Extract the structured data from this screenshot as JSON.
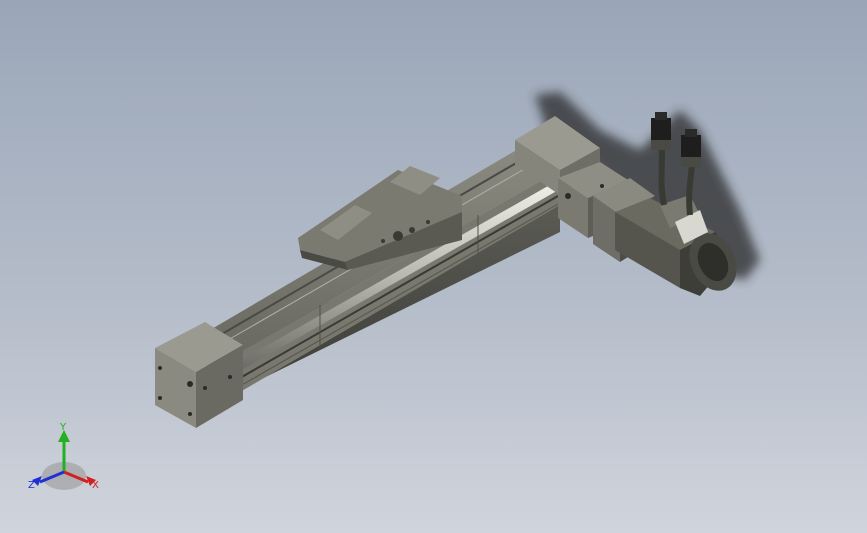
{
  "triad": {
    "x_label": "X",
    "y_label": "Y",
    "z_label": "Z",
    "colors": {
      "x": "#d22020",
      "y": "#20b020",
      "z": "#2030d0"
    }
  },
  "model": {
    "description_icon": "linear-actuator-with-servo-motor"
  }
}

» **What needs to be done**
In the copy, include no pictures; restate the listing above exactly.

» **In response**
Extract the structured data from this screenshot as JSON.
{
  "triad": {
    "x_label": "X",
    "y_label": "Y",
    "z_label": "Z",
    "colors": {
      "x": "#d22020",
      "y": "#20b020",
      "z": "#2030d0"
    }
  },
  "model": {
    "description_icon": "linear-actuator-with-servo-motor"
  }
}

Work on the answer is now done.